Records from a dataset
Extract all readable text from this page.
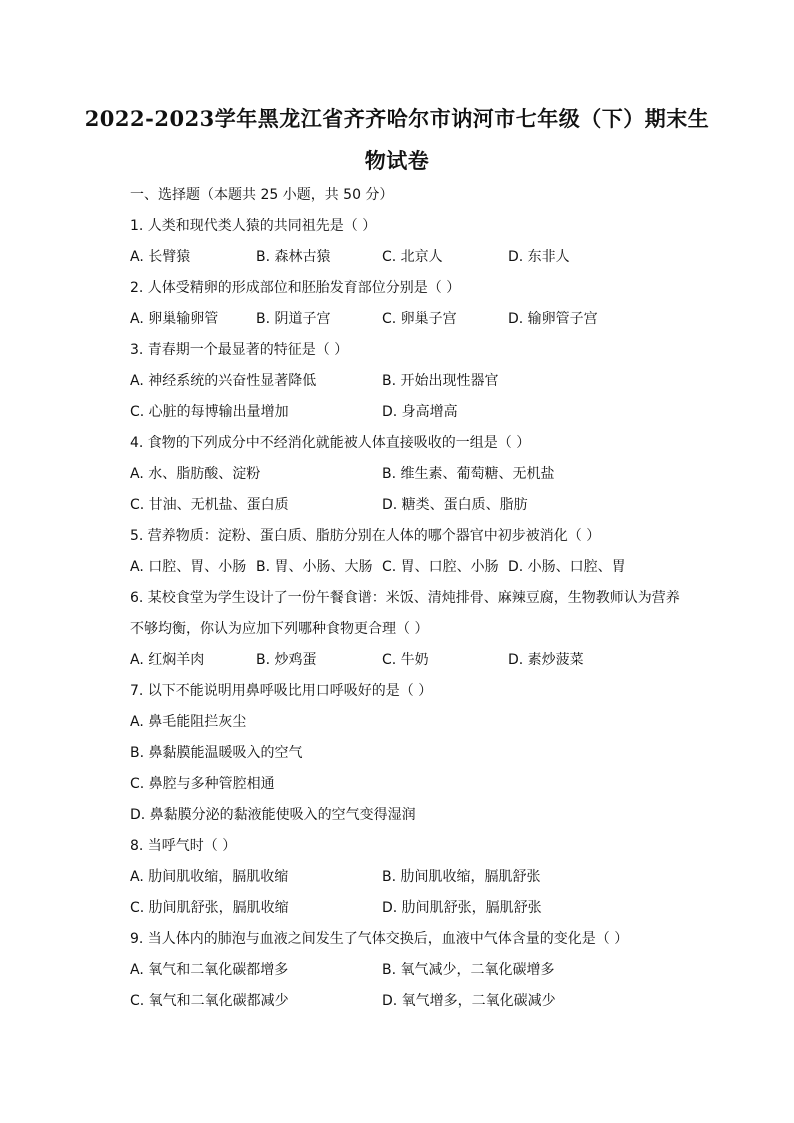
2022-2023学年黑龙江省齐齐哈尔市讷河市七年级（下）期末生
物试卷
一、选择题（本题共 25 小题，共 50 分）
1. 人类和现代类人猿的共同祖先是（ ）
A. 长臂猿	B. 森林古猿	C. 北京人	D. 东非人
2. 人体受精卵的形成部位和胚胎发育部位分别是（ ）
A. 卵巢输卵管	B. 阴道子宫	C. 卵巢子宫	D. 输卵管子宫
3. 青春期一个最显著的特征是（ ）
A. 神经系统的兴奋性显著降低	B. 开始出现性器官
C. 心脏的每博输出量增加	D. 身高增高
4. 食物的下列成分中不经消化就能被人体直接吸收的一组是（ ）
A. 水、脂肪酸、淀粉	B. 维生素、葡萄糖、无机盐
C. 甘油、无机盐、蛋白质	D. 糖类、蛋白质、脂肪
5. 营养物质：淀粉、蛋白质、脂肪分别在人体的哪个器官中初步被消化（ ）
A. 口腔、胃、小肠 B. 胃、小肠、大肠 C. 胃、口腔、小肠 D. 小肠、口腔、胃
6. 某校食堂为学生设计了一份午餐食谱：米饭、清炖排骨、麻辣豆腐，生物教师认为营养
不够均衡，你认为应加下列哪种食物更合理（ ）
A. 红焖羊肉	B. 炒鸡蛋	C. 牛奶	D. 素炒菠菜
7. 以下不能说明用鼻呼吸比用口呼吸好的是（ ）
A. 鼻毛能阻拦灰尘
B. 鼻黏膜能温暖吸入的空气
C. 鼻腔与多种管腔相通
D. 鼻黏膜分泌的黏液能使吸入的空气变得湿润
8. 当呼气时（ ）
A. 肋间肌收缩，膈肌收缩	B. 肋间肌收缩，膈肌舒张
C. 肋间肌舒张，膈肌收缩	D. 肋间肌舒张，膈肌舒张
9. 当人体内的肺泡与血液之间发生了气体交换后，血液中气体含量的变化是（ ）
A. 氧气和二氧化碳都增多	B. 氧气减少，二氧化碳增多
C. 氧气和二氧化碳都减少	D. 氧气增多，二氧化碳减少
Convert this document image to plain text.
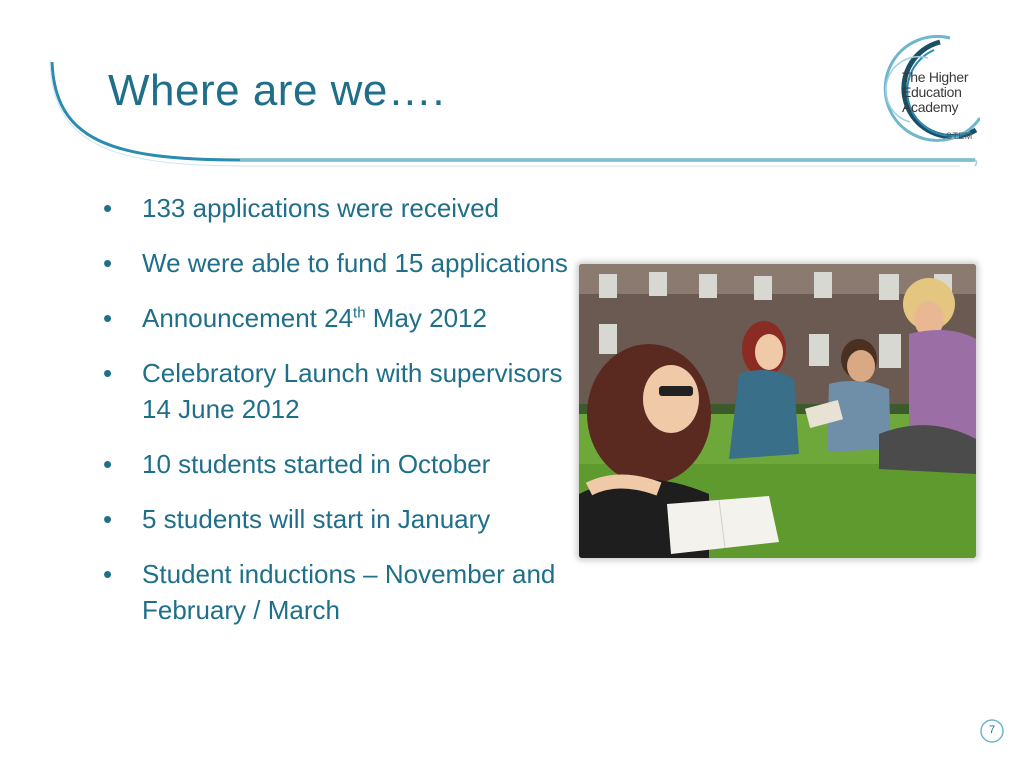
Where are we….	The Higher
Education
Academy
STEM
•	133 applications were received
•	We were able to fund 15 applications
•	Announcement 24th May 2012
•	Celebratory Launch with supervisors 14 June 2012
•	10 students started in October
•	5 students will start in January
•	Student inductions – November and February / March
7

WHAT THE TASK ASKS:
From the material above, reproduce everything verbatim except the pictures.

IN RESPONSE:
Extract all readable text from this page.
2022-2023学年黑龙江省齐齐哈尔市讷河市七年级（下）期末生
物试卷
一、选择题（本题共 25 小题，共 50 分）
1. 人类和现代类人猿的共同祖先是（ ）
A. 长臂猿	B. 森林古猿	C. 北京人	D. 东非人
2. 人体受精卵的形成部位和胚胎发育部位分别是（ ）
A. 卵巢输卵管	B. 阴道子宫	C. 卵巢子宫	D. 输卵管子宫
3. 青春期一个最显著的特征是（ ）
A. 神经系统的兴奋性显著降低	B. 开始出现性器官
C. 心脏的每博输出量增加	D. 身高增高
4. 食物的下列成分中不经消化就能被人体直接吸收的一组是（ ）
A. 水、脂肪酸、淀粉	B. 维生素、葡萄糖、无机盐
C. 甘油、无机盐、蛋白质	D. 糖类、蛋白质、脂肪
5. 营养物质：淀粉、蛋白质、脂肪分别在人体的哪个器官中初步被消化（ ）
A. 口腔、胃、小肠 B. 胃、小肠、大肠 C. 胃、口腔、小肠 D. 小肠、口腔、胃
6. 某校食堂为学生设计了一份午餐食谱：米饭、清炖排骨、麻辣豆腐，生物教师认为营养
不够均衡，你认为应加下列哪种食物更合理（ ）
A. 红焖羊肉	B. 炒鸡蛋	C. 牛奶	D. 素炒菠菜
7. 以下不能说明用鼻呼吸比用口呼吸好的是（ ）
A. 鼻毛能阻拦灰尘
B. 鼻黏膜能温暖吸入的空气
C. 鼻腔与多种管腔相通
D. 鼻黏膜分泌的黏液能使吸入的空气变得湿润
8. 当呼气时（ ）
A. 肋间肌收缩，膈肌收缩	B. 肋间肌收缩，膈肌舒张
C. 肋间肌舒张，膈肌收缩	D. 肋间肌舒张，膈肌舒张
9. 当人体内的肺泡与血液之间发生了气体交换后，血液中气体含量的变化是（ ）
A. 氧气和二氧化碳都增多	B. 氧气减少，二氧化碳增多
C. 氧气和二氧化碳都减少	D. 氧气增多，二氧化碳减少
Convert this document image to plain text.
Where are we….	The Higher
Education
Academy
STEM
•	133 applications were received
•	We were able to fund 15 applications
•	Announcement 24th May 2012
•	Celebratory Launch with supervisors 14 June 2012
•	10 students started in October
•	5 students will start in January
•	Student inductions – November and February / March
7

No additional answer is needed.